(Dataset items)
++++++++++

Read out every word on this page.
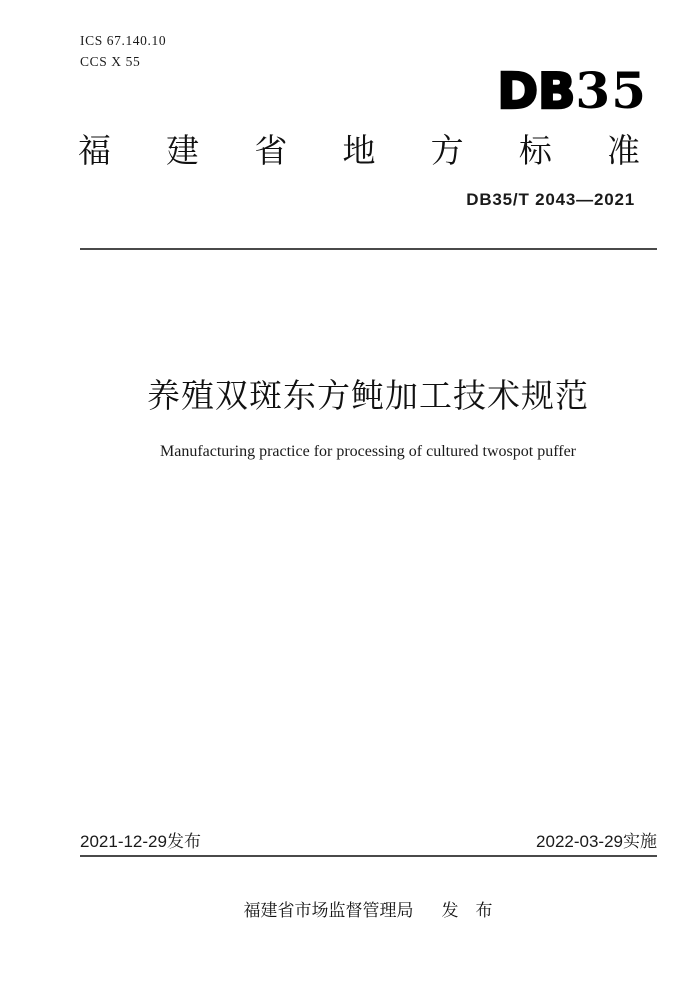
ICS 67.140.10
CCS X 55
DB35
福建省地方标准
DB35/T 2043—2021
养殖双斑东方鲀加工技术规范
Manufacturing practice for processing of cultured twospot puffer
2021-12-29发布	2022-03-29实施
福建省市场监督管理局 发　布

++++++++++

**EXERCISE INSTRUCTIONS**. Pictures stay out; repeat all the rest of the records exactly.

**ANSWER BELOW**.
Read out every word on this page.
ICS 67.140.10
CCS X 55
DB35
福建省地方标准
DB35/T 2043—2021
养殖双斑东方鲀加工技术规范
Manufacturing practice for processing of cultured twospot puffer
2021-12-29发布	2022-03-29实施
福建省市场监督管理局 发　布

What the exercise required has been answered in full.